Records from a collection
== == ==

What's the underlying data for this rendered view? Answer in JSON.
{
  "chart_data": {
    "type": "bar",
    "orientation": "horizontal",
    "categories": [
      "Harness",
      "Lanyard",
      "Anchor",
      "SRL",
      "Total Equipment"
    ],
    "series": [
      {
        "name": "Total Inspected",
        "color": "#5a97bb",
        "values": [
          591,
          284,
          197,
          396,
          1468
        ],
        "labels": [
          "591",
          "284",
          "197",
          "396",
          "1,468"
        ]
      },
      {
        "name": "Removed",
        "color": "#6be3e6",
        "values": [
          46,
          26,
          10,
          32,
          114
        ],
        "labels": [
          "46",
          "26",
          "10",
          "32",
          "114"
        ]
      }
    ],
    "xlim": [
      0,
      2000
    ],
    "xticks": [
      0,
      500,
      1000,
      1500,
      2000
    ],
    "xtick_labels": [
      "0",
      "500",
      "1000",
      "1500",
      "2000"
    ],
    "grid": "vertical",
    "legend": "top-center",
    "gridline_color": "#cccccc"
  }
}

== == ==

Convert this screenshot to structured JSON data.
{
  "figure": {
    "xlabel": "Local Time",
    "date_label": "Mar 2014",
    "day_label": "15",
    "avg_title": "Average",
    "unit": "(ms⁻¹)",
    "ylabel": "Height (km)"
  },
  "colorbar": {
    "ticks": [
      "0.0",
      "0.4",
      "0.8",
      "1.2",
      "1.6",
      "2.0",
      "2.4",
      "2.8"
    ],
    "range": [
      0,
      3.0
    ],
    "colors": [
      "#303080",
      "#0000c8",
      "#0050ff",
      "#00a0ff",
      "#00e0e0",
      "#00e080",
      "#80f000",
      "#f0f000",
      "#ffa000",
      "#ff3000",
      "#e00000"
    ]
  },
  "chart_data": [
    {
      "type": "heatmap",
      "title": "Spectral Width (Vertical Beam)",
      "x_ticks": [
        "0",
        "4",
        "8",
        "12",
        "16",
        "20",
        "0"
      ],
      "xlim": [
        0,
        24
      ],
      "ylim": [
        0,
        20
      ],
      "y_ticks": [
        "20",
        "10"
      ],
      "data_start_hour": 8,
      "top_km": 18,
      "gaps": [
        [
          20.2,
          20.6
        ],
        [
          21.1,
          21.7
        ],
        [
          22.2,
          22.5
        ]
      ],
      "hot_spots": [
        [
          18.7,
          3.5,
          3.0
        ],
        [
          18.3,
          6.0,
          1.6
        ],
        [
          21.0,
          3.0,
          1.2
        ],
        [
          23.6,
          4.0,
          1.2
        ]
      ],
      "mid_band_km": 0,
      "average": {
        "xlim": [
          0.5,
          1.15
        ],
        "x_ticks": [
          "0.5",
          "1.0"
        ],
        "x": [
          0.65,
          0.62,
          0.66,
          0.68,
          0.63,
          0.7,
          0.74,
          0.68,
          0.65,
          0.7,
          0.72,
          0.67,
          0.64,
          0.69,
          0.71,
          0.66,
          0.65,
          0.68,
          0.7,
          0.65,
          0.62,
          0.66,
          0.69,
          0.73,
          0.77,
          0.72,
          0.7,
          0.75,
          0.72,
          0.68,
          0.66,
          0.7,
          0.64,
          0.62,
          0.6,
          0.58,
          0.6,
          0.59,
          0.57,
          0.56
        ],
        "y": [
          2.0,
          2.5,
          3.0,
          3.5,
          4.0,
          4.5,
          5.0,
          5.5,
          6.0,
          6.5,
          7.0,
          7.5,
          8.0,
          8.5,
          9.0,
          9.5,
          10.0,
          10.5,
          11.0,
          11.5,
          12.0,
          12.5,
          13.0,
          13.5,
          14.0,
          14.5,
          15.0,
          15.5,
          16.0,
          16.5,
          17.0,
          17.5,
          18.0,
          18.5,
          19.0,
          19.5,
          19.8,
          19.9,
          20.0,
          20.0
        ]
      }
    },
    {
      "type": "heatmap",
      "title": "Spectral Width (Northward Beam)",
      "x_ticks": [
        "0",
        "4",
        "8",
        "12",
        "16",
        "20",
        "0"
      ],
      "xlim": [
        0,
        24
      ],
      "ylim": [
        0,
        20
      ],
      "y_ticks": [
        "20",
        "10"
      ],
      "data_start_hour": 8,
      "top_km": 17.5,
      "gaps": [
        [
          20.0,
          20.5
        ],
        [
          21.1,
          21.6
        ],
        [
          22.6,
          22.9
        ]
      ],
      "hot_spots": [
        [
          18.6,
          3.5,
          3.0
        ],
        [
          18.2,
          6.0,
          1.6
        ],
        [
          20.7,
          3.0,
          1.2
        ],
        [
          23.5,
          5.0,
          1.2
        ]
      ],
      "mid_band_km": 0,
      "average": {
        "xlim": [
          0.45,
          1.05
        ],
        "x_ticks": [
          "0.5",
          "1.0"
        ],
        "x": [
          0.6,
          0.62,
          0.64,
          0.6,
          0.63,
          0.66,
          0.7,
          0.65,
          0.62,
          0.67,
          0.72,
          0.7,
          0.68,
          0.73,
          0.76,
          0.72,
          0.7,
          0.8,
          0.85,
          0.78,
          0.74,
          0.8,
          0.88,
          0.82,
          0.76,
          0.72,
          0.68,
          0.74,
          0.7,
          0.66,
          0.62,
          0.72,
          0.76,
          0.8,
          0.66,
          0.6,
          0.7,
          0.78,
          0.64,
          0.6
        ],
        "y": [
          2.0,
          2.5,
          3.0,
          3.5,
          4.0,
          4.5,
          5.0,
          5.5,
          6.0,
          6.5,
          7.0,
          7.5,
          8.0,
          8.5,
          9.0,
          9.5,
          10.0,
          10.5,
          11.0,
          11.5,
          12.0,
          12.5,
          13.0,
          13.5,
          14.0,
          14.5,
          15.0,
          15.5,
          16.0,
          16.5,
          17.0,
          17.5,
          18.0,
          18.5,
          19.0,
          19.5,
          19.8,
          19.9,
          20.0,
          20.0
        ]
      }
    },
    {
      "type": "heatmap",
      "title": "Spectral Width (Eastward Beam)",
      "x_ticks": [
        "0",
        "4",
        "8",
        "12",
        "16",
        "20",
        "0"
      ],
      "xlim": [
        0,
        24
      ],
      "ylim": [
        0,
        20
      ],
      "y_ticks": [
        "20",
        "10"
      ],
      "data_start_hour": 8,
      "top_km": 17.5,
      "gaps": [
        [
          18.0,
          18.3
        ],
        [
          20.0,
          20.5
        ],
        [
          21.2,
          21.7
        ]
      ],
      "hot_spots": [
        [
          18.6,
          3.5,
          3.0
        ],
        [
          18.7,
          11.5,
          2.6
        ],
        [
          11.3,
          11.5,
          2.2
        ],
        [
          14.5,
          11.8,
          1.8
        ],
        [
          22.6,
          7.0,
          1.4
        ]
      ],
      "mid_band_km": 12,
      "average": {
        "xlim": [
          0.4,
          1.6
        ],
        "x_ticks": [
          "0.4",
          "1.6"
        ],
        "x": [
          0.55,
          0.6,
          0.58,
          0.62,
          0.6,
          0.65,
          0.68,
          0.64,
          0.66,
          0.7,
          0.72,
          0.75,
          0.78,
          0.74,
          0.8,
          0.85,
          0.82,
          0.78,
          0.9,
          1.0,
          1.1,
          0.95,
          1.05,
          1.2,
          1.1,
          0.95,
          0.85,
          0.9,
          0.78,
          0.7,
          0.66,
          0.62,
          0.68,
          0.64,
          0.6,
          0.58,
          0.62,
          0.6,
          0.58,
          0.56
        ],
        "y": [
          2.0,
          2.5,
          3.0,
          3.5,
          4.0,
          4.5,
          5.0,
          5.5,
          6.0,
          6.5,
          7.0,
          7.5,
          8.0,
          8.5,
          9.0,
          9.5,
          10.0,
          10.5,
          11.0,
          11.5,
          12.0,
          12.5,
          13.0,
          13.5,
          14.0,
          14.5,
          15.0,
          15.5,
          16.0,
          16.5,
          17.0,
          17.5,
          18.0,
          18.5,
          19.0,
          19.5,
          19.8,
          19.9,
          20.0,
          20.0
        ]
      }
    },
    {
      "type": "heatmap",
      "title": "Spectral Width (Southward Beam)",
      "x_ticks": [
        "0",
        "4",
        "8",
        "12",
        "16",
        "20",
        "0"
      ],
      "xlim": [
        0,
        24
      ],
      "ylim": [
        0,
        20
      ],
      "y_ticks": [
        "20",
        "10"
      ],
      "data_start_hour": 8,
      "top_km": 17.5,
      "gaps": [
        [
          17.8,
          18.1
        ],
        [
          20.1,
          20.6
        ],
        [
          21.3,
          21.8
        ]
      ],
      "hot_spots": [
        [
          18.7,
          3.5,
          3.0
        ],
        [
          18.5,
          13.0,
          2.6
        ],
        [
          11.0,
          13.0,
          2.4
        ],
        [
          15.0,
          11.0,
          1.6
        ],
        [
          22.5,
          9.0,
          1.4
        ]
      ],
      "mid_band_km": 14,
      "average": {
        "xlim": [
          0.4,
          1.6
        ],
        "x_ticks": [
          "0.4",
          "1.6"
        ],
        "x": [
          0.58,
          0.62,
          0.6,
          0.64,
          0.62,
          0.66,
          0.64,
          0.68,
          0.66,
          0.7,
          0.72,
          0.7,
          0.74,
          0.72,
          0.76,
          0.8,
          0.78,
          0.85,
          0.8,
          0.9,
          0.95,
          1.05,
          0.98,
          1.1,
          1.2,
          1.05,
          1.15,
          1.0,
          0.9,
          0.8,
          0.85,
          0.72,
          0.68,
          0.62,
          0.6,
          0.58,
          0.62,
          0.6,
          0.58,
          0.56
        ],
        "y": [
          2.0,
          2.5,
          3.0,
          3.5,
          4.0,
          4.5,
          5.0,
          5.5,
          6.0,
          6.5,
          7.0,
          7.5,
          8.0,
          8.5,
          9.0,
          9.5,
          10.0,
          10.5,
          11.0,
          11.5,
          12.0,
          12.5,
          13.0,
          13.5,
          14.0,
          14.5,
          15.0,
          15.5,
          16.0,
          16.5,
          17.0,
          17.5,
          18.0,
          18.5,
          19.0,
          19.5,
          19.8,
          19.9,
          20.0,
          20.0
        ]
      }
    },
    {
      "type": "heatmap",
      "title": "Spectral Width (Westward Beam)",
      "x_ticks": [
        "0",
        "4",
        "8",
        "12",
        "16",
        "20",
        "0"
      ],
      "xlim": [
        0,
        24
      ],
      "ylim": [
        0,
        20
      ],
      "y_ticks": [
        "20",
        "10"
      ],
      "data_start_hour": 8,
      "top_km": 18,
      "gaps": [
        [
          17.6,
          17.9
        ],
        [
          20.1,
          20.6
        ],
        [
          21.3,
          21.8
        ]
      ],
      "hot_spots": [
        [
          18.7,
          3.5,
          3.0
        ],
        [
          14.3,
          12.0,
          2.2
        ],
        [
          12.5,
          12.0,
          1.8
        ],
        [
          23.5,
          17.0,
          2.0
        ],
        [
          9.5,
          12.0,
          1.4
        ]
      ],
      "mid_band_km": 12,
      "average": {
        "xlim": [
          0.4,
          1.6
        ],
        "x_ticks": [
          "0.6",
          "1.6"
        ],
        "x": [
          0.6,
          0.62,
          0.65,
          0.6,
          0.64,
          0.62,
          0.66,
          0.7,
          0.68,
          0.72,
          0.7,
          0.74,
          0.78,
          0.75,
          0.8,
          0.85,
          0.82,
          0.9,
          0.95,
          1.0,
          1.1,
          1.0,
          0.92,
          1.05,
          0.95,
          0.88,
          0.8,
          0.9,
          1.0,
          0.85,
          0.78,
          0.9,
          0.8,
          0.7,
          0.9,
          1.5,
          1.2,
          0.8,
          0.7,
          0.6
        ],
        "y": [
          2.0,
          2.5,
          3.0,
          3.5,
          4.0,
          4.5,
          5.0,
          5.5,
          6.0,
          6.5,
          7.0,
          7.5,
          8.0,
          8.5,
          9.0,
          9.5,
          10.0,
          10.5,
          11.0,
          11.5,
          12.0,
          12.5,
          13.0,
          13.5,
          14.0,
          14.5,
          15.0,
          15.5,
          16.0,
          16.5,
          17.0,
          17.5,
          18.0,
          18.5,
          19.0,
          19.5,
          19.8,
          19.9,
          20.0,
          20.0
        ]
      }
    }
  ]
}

== == ==

(Your task) Give only the count of lines in the data that include the string "this".

(Task answer) 2